Every line below should be copied exactly; drop the pictures.
· · · ·
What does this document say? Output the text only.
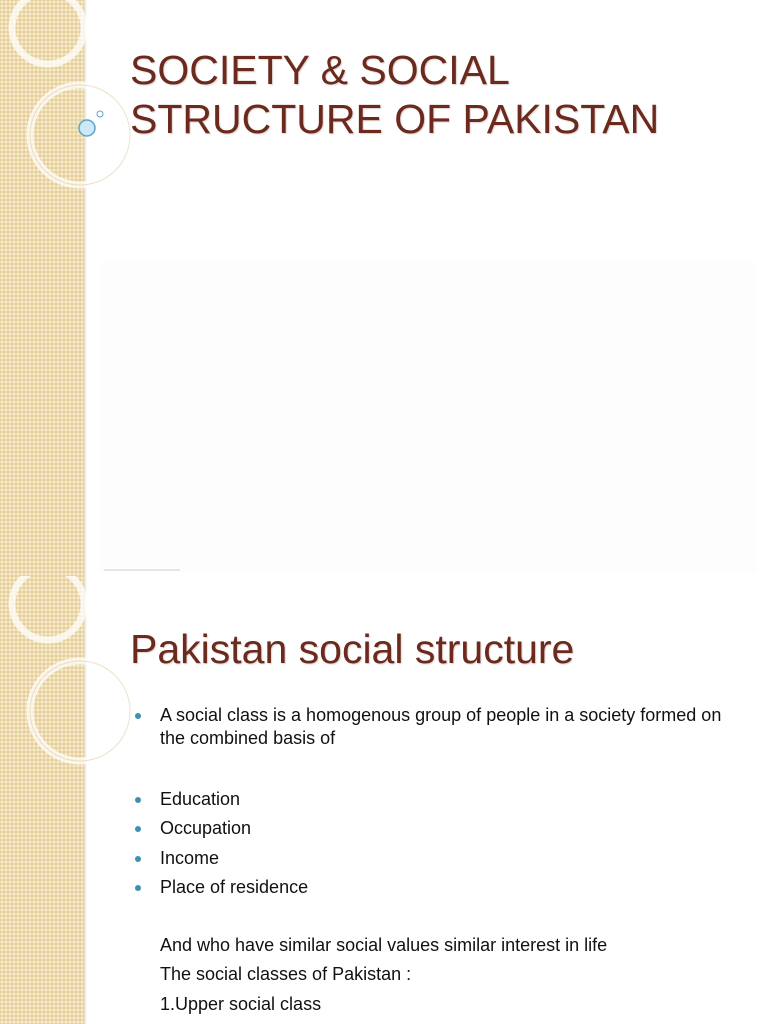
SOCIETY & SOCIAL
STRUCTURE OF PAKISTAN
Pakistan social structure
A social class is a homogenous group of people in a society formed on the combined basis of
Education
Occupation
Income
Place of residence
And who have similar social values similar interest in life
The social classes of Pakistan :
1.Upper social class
· · · ·
* [EXERCISE SOLUTION]
What does this document say? Output the text only.
SOCIETY & SOCIAL
STRUCTURE OF PAKISTAN
Pakistan social structure
A social class is a homogenous group of people in a society formed on the combined basis of
Education
Occupation
Income
Place of residence
And who have similar social values similar interest in life
The social classes of Pakistan :
1.Upper social class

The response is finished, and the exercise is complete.